• RAW RECORDS:

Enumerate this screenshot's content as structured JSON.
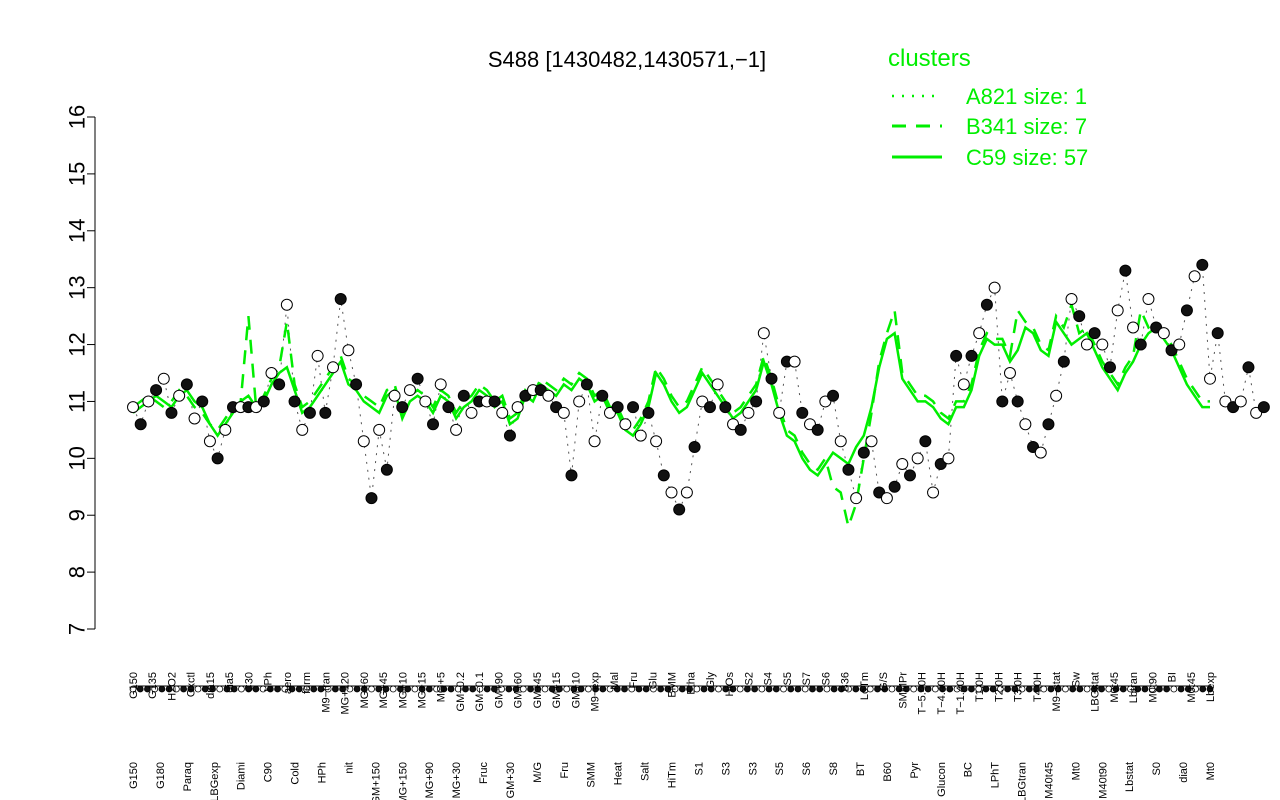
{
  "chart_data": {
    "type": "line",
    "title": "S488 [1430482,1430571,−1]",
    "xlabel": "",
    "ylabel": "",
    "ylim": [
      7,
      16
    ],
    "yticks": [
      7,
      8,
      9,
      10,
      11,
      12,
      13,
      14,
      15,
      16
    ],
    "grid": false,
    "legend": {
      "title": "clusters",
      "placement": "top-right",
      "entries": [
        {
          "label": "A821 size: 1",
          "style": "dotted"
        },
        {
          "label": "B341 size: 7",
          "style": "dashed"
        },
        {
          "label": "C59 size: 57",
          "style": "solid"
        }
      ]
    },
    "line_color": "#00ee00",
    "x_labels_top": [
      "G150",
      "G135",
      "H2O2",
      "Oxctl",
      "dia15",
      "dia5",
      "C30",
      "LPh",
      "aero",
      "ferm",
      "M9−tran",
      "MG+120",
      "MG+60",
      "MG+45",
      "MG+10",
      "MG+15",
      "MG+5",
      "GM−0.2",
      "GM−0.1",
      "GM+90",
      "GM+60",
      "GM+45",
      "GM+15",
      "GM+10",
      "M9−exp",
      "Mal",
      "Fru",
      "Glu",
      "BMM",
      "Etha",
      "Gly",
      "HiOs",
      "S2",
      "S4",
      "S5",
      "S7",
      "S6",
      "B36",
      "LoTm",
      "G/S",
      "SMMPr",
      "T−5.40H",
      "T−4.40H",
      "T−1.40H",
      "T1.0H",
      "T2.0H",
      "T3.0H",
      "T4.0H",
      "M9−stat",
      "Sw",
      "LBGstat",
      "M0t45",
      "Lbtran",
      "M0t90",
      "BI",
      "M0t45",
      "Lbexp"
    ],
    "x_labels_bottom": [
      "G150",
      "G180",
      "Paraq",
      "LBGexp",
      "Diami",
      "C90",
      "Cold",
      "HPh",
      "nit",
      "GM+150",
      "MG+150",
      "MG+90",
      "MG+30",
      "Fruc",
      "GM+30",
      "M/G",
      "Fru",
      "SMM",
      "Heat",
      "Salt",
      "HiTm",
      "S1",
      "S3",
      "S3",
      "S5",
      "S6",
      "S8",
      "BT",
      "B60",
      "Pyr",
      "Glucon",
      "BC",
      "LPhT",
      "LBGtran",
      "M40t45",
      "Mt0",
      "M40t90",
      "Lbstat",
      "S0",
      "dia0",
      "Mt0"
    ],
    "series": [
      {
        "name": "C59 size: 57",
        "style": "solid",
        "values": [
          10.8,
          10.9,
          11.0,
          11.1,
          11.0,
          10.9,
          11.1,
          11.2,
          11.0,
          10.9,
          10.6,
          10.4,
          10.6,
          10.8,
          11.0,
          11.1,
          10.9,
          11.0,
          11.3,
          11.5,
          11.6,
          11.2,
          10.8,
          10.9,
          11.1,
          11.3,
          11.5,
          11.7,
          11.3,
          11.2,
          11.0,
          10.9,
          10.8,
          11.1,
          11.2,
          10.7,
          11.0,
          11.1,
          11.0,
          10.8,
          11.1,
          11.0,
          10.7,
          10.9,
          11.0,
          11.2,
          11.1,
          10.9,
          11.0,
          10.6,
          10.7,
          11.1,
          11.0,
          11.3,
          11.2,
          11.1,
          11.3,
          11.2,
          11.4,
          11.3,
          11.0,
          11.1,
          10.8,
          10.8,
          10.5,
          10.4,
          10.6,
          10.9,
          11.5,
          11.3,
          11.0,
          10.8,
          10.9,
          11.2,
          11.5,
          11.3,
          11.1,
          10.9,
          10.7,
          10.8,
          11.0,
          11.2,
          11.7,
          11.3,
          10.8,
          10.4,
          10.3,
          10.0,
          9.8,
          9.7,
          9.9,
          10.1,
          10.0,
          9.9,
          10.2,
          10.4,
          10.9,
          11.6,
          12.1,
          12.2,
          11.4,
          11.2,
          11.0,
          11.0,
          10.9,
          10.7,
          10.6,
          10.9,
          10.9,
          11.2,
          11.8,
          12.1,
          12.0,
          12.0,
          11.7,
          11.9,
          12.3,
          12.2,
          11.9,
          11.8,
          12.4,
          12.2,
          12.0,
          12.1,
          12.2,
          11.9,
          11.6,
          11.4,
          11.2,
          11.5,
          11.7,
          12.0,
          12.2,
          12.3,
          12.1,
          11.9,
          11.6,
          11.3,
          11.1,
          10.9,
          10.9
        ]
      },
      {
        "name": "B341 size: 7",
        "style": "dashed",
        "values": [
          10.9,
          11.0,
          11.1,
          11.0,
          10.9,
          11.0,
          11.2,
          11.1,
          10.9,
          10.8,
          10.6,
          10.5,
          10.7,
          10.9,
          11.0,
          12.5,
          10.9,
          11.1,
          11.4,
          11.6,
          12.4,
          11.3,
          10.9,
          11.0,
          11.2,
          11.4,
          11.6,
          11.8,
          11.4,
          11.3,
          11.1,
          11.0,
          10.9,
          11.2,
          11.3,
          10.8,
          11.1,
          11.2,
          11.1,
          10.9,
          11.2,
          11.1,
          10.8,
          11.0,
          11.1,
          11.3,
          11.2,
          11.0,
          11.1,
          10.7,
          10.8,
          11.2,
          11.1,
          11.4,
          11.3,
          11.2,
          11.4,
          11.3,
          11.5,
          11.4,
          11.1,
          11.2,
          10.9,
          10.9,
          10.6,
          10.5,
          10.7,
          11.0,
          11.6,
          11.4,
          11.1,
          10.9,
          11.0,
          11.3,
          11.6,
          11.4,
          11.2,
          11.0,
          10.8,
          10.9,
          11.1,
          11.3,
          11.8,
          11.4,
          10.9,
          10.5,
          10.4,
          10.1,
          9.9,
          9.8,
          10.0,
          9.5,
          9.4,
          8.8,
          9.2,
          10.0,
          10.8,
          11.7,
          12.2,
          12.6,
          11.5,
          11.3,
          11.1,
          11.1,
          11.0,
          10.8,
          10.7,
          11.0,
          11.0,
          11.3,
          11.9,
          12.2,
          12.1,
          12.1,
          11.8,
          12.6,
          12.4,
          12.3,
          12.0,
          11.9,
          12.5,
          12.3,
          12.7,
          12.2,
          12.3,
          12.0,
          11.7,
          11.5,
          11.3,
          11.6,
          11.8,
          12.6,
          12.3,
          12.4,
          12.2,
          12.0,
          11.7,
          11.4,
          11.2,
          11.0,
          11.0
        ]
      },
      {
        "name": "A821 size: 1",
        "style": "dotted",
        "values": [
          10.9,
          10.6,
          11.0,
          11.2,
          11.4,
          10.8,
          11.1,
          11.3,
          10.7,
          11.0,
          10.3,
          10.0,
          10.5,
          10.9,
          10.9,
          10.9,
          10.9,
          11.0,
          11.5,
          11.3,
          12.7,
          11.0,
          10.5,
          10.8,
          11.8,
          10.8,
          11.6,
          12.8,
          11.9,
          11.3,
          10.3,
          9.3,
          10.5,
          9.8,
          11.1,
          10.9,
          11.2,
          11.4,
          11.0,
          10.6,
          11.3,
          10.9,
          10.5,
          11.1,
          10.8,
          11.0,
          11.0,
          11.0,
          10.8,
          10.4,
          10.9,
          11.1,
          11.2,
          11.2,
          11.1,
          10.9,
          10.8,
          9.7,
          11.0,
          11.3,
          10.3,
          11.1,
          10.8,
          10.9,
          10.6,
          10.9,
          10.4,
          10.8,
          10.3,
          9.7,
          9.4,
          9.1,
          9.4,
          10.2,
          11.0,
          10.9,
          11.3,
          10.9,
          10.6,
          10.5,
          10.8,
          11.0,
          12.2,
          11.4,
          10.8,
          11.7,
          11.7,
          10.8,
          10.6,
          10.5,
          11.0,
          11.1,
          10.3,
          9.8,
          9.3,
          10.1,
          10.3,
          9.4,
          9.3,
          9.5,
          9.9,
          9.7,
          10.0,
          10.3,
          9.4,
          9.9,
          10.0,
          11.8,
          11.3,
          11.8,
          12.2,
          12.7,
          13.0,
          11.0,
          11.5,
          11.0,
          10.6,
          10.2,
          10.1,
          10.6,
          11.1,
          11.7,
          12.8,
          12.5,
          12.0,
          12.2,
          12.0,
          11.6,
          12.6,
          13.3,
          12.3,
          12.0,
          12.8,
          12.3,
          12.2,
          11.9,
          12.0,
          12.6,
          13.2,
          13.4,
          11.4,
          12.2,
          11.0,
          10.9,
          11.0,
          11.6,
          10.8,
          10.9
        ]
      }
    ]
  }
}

• STATED TASK:
Among these entries, how many lines include the string "title"? Reply with the number by itself.

• ANSWER TO THIS TASK:
2